### Stated goal
Return each line of the data below exactly, omitting any pictures.
◆ ◆ ◆ ◆
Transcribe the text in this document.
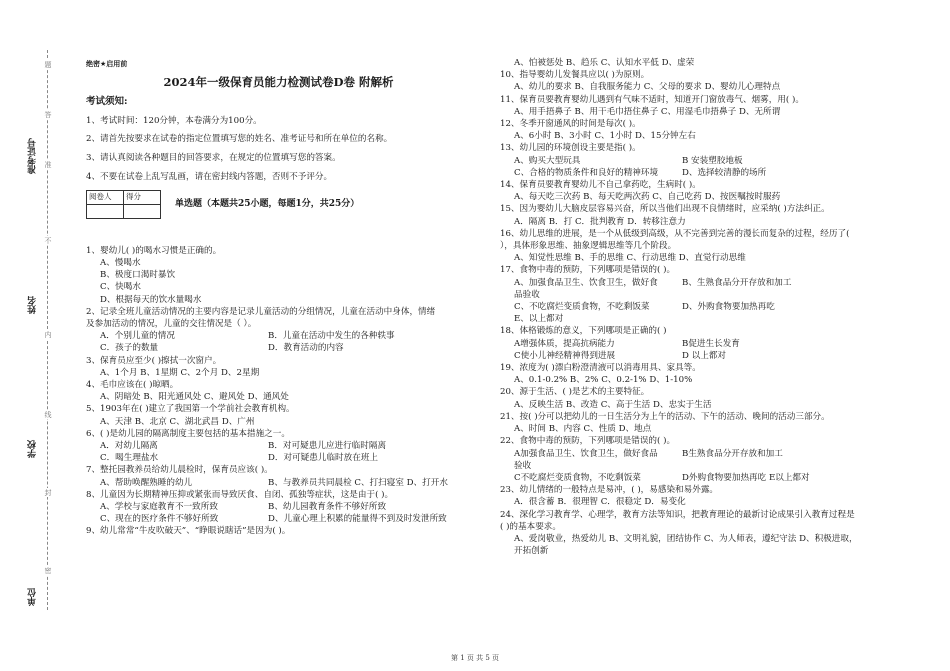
准考证号
姓名
学校
单位
题
答
准
不
内
线
封
密
绝密★启用前
2024年一级保育员能力检测试卷D卷 附解析
考试须知:
1、考试时间：120分钟，本卷满分为100分。
2、请首先按要求在试卷的指定位置填写您的姓名、准考证号和所在单位的名称。
3、请认真阅读各种题目的回答要求，在规定的位置填写您的答案。
4、不要在试卷上乱写乱画，请在密封线内答题，否则不予评分。
阅卷人	得分

单选题（本题共25小题，每题1分，共25分）
1、婴幼儿( )的喝水习惯是正确的。
A、慢喝水
B、极度口渴时暴饮
C、快喝水
D、根据每天的饮水量喝水
2、记录全班儿童活动情况的主要内容是记录儿童活动的分组情况，儿童在活动中身体，情绪
及参加活动的情况，儿童的交往情况是（ ）。
A．个别儿童的情况	B．儿童在活动中发生的各种轶事
C．孩子的数量	D．教育活动的内容
3、保育员应至少( )擦拭一次窗户。
A、1个月 B、1星期 C、2个月 D、2星期
4、毛巾应该在( )晾晒。
A、阴暗处 B、阳光通风处 C、避风处 D、通风处
5、1903年在( )建立了我国第一个学前社会教育机构。
A、天津 B、北京 C、湖北武昌 D、广州
6、( )是幼儿园的隔离制度主要包括的基本措施之一。
A．对幼儿隔离	B．对可疑患儿应进行临时隔离
C．喝生理盐水	D．对可疑患儿临时放在班上
7、整托园教养员给幼儿晨检时，保育员应该( )。
A、帮助唤醒熟睡的幼儿	B、与教养员共同晨检 C、打扫寝室 D、打开水
8、儿童因为长期精神压抑或紧张而导致厌食、自闭、孤独等症状，这是由于( )。
A、学校与家庭教育不一致所致	B、幼儿园教育条件不够好所致
C、现在的医疗条件不够好所致	D、儿童心理上积累的能量得不到及时发泄所致
9、幼儿常常“牛皮吹破天”、“睁眼说瞎话”是因为( )。
A、怕被惩处 B、趋乐 C、认知水平低 D、虚荣
10、指导婴幼儿发餐具应以( )为原则。
A、幼儿的要求 B、自我服务能力 C、父母的要求 D、婴幼儿心理特点
11、保育员要教育婴幼儿遇到有气味不适时，知道开门窗放毒气、烟雾，用( )。
A、用手捂鼻子 B、用干毛巾捂住鼻子 C、用湿毛巾捂鼻子 D、无所谓
12、冬季开窗通风的时间是每次( )。
A、6小时 B、3小时 C、1小时 D、15分钟左右
13、幼儿园的环境创设主要是指( )。
A、购买大型玩具	B 安装塑胶地板
C、合格的物质条件和良好的精神环境	D、选择较清静的场所
14、保育员要教育婴幼儿不自己拿药吃，生病时( )。
A、每天吃三次药 B、每天吃两次药 C、自己吃药 D、按医嘱按时服药
15、因为婴幼儿大脑皮层容易兴奋，所以当他们出现不良情绪时，应采纳( )方法纠正。
A．隔离 B．打 C．批判教育 D．转移注意力
16、幼儿思维的进展，是一个从低级到高级，从不完善到完善的漫长而复杂的过程，经历了(
），具体形象思维、抽象逻辑思维等几个阶段。
A、知觉性思维 B、手的思维 C、行动思维 D、直觉行动思维
17、食物中毒的预防，下列哪项是错误的( )。
A、加强食品卫生、饮食卫生，做好食品验收
B、生熟食品分开存放和加工
C、不吃腐烂变质食物，不吃剩饭菜	D、外购食物要加热再吃
E、以上都对
18、体格锻炼的意义，下列哪项是正确的( )
A增强体质，提高抗病能力	B促进生长发育
C使小儿神经精神得到进展	D 以上都对
19、浓度为( )漂白粉澄清液可以消毒用具、家具等。
A、0.1-0.2% B、2% C、0.2-1% D、1-10%
20、源于生活、( )是艺术的主要特征。
A、反映生活 B、改造 C、高于生活 D、忠实于生活
21、按( )分可以把幼儿的一日生活分为上午的活动、下午的活动、晚间的活动三部分。
A、时间 B、内容 C、性质 D、地点
22、食物中毒的预防，下列哪项是错误的( )。
A加强食品卫生、饮食卫生，做好食品验收
B生熟食品分开存放和加工
C不吃腐烂变质食物，不吃剩饭菜	D外购食物要加热再吃 E以上都对
23、幼儿情绪的一般特点是易冲，( )，易感染和易外露。
A．很含蓄 B．很理智 C．很稳定 D．易变化
24、深化学习教育学、心理学，教育方法等知识，把教育理论的最新讨论成果引入教育过程是
( )的基本要求。
A、爱岗敬业，热爱幼儿 B、文明礼貌，团结协作 C、为人师表，遵纪守法 D、积极进取，
开拓创新
第 1 页 共 5 页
◆ ◆ ◆ ◆
### Reply to the task
Transcribe the text in this document.
准考证号
姓名
学校
单位
题
答
准
不
内
线
封
密
绝密★启用前
2024年一级保育员能力检测试卷D卷 附解析
考试须知:
1、考试时间：120分钟，本卷满分为100分。
2、请首先按要求在试卷的指定位置填写您的姓名、准考证号和所在单位的名称。
3、请认真阅读各种题目的回答要求，在规定的位置填写您的答案。
4、不要在试卷上乱写乱画，请在密封线内答题，否则不予评分。
阅卷人	得分

单选题（本题共25小题，每题1分，共25分）
1、婴幼儿( )的喝水习惯是正确的。
A、慢喝水
B、极度口渴时暴饮
C、快喝水
D、根据每天的饮水量喝水
2、记录全班儿童活动情况的主要内容是记录儿童活动的分组情况，儿童在活动中身体，情绪
及参加活动的情况，儿童的交往情况是（ ）。
A．个别儿童的情况	B．儿童在活动中发生的各种轶事
C．孩子的数量	D．教育活动的内容
3、保育员应至少( )擦拭一次窗户。
A、1个月 B、1星期 C、2个月 D、2星期
4、毛巾应该在( )晾晒。
A、阴暗处 B、阳光通风处 C、避风处 D、通风处
5、1903年在( )建立了我国第一个学前社会教育机构。
A、天津 B、北京 C、湖北武昌 D、广州
6、( )是幼儿园的隔离制度主要包括的基本措施之一。
A．对幼儿隔离	B．对可疑患儿应进行临时隔离
C．喝生理盐水	D．对可疑患儿临时放在班上
7、整托园教养员给幼儿晨检时，保育员应该( )。
A、帮助唤醒熟睡的幼儿	B、与教养员共同晨检 C、打扫寝室 D、打开水
8、儿童因为长期精神压抑或紧张而导致厌食、自闭、孤独等症状，这是由于( )。
A、学校与家庭教育不一致所致	B、幼儿园教育条件不够好所致
C、现在的医疗条件不够好所致	D、儿童心理上积累的能量得不到及时发泄所致
9、幼儿常常“牛皮吹破天”、“睁眼说瞎话”是因为( )。
A、怕被惩处 B、趋乐 C、认知水平低 D、虚荣
10、指导婴幼儿发餐具应以( )为原则。
A、幼儿的要求 B、自我服务能力 C、父母的要求 D、婴幼儿心理特点
11、保育员要教育婴幼儿遇到有气味不适时，知道开门窗放毒气、烟雾，用( )。
A、用手捂鼻子 B、用干毛巾捂住鼻子 C、用湿毛巾捂鼻子 D、无所谓
12、冬季开窗通风的时间是每次( )。
A、6小时 B、3小时 C、1小时 D、15分钟左右
13、幼儿园的环境创设主要是指( )。
A、购买大型玩具	B 安装塑胶地板
C、合格的物质条件和良好的精神环境	D、选择较清静的场所
14、保育员要教育婴幼儿不自己拿药吃，生病时( )。
A、每天吃三次药 B、每天吃两次药 C、自己吃药 D、按医嘱按时服药
15、因为婴幼儿大脑皮层容易兴奋，所以当他们出现不良情绪时，应采纳( )方法纠正。
A．隔离 B．打 C．批判教育 D．转移注意力
16、幼儿思维的进展，是一个从低级到高级，从不完善到完善的漫长而复杂的过程，经历了(
），具体形象思维、抽象逻辑思维等几个阶段。
A、知觉性思维 B、手的思维 C、行动思维 D、直觉行动思维
17、食物中毒的预防，下列哪项是错误的( )。
A、加强食品卫生、饮食卫生，做好食品验收
B、生熟食品分开存放和加工
C、不吃腐烂变质食物，不吃剩饭菜	D、外购食物要加热再吃
E、以上都对
18、体格锻炼的意义，下列哪项是正确的( )
A增强体质，提高抗病能力	B促进生长发育
C使小儿神经精神得到进展	D 以上都对
19、浓度为( )漂白粉澄清液可以消毒用具、家具等。
A、0.1-0.2% B、2% C、0.2-1% D、1-10%
20、源于生活、( )是艺术的主要特征。
A、反映生活 B、改造 C、高于生活 D、忠实于生活
21、按( )分可以把幼儿的一日生活分为上午的活动、下午的活动、晚间的活动三部分。
A、时间 B、内容 C、性质 D、地点
22、食物中毒的预防，下列哪项是错误的( )。
A加强食品卫生、饮食卫生，做好食品验收
B生熟食品分开存放和加工
C不吃腐烂变质食物，不吃剩饭菜	D外购食物要加热再吃 E以上都对
23、幼儿情绪的一般特点是易冲，( )，易感染和易外露。
A．很含蓄 B．很理智 C．很稳定 D．易变化
24、深化学习教育学、心理学，教育方法等知识，把教育理论的最新讨论成果引入教育过程是
( )的基本要求。
A、爱岗敬业，热爱幼儿 B、文明礼貌，团结协作 C、为人师表，遵纪守法 D、积极进取，
开拓创新
第 1 页 共 5 页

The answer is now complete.